Strong inhibition of the polyol pathway diverts glucose flux to protein glycation leading to rapid establishment of secondary complications in diabetes mellitus.

BACKGROUND

Polyol pathway and protein glycation are implicated in establishing secondary complications in diabetes. Their relative contribution to the process needs to be evaluated. It is essential to understand why some aldose reductase inhibitors (ARIs) trials are successful while some have failed and to study their effect on protein glycation.

METHODS

Aldose reductase (AR) was assayed using xylose as substrate; protein glycation was evaluated using total and specific fluorescence, fructoseamine and protein bound carbonyl content (PCO) measurements. Long term studies were carried out on streptozotocin induced diabetic rats for evaluation of urine parameters, tissue fluorescence. Anti-cataract action was studied by lens culture studies.

| Extracted data |

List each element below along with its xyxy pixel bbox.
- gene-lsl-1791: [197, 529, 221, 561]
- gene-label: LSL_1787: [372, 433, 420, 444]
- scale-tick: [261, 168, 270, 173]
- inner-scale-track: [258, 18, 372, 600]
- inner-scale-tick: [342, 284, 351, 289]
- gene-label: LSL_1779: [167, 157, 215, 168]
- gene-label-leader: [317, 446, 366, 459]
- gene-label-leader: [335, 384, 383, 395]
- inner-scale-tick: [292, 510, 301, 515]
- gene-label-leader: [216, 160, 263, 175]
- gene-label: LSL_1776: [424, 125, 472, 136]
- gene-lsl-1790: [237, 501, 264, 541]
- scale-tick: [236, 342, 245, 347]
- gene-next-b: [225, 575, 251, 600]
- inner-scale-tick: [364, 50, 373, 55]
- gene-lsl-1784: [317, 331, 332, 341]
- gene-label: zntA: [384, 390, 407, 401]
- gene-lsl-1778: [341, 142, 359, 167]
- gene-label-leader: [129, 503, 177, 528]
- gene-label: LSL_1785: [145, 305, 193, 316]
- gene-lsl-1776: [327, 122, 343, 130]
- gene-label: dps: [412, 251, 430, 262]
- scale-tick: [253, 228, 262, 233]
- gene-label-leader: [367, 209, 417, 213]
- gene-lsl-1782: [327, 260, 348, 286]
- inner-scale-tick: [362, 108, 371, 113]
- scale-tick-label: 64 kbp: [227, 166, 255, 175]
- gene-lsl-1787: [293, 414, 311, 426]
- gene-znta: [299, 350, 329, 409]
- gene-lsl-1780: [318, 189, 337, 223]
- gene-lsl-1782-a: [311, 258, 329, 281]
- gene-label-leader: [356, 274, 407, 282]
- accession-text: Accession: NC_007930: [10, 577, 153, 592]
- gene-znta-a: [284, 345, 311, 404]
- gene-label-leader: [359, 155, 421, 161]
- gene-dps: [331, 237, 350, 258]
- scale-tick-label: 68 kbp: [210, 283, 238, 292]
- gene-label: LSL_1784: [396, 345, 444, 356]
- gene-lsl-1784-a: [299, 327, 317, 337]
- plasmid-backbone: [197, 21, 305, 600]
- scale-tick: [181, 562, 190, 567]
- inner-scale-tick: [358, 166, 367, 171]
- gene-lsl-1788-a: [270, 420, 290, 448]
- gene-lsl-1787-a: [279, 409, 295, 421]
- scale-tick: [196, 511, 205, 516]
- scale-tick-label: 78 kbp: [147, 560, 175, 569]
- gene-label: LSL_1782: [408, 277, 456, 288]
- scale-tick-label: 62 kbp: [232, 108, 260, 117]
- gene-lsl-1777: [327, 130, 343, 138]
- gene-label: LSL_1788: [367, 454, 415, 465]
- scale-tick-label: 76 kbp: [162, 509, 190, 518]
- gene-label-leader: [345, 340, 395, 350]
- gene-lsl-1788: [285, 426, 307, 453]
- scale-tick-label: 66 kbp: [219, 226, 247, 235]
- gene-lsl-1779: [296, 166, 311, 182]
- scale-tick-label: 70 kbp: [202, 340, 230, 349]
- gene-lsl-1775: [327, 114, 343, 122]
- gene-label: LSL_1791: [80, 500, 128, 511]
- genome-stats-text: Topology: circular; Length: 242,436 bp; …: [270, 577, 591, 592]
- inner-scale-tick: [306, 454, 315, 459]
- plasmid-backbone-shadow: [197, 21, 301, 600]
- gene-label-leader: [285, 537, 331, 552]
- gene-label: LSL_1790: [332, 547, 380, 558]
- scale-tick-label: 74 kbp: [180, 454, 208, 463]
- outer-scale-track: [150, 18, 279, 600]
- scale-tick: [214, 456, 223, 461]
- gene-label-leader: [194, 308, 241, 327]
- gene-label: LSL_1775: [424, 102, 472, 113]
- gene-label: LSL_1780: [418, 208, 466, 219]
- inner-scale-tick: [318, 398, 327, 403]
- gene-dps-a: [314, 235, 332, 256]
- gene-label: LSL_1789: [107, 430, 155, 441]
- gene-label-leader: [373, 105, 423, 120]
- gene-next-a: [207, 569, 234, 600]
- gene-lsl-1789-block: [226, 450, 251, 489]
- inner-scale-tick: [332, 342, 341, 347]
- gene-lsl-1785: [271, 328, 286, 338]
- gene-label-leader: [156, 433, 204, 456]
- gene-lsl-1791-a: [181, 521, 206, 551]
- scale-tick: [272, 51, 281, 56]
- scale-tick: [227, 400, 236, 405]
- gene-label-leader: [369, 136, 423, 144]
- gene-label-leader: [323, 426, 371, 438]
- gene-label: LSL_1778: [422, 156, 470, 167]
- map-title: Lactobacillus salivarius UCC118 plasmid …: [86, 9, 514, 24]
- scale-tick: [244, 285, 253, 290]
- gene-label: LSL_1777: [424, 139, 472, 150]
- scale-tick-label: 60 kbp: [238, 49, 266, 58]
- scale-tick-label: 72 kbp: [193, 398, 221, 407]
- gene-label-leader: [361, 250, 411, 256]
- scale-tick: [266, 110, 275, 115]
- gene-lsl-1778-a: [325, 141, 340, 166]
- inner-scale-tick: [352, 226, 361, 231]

| Problem A |
Transcribe the portion of the polyol pathway abstract between "Polyol pathway and" and "on protein glycation.", inclusive.
| Problem B |
List every abbreviation that the polyol pathway abstract introduces in parentheses, together with the term it stands for.
| Problem C |
Resume the polyol pathway abstract, beginning immediately after its final sentence.

| Expected answer A |
Polyol pathway and protein glycation are implicated in establishing secondary complications in diabetes. Their relative contribution to the process needs to be evaluated. It is essential to understand why some aldose reductase inhibitors (ARIs) trials are successful while some have failed and to study their effect on protein glycation.

| Expected answer B |
- ARIs: aldose reductase inhibitors
- AR: aldose reductase
- PCO: protein bound carbonyl content

| Expected answer C |
RESULTS

Epalrestat, a commercial ARI was also found to possess potent glycation inhibitory action. Long term experiments revealed strong protein glycation with higher concentration of citronellol (ARI) demonstrating shift in glucose flux. Treatment with epalrestat and limonene revealed improved urine parameters and tissue fluorescence. Lens culture studies revealed cataract formation at higher inhibition of AR while no lens opacity was observed at lower citronellol concentration and with limonene and epalrestat.

CONCLUSIONS

Strong inhibition of AR shifts the glucose flux to protein glycation causing damage. ARIs possessing protein glycation inhibition are more useful in amelioration of secondary complications.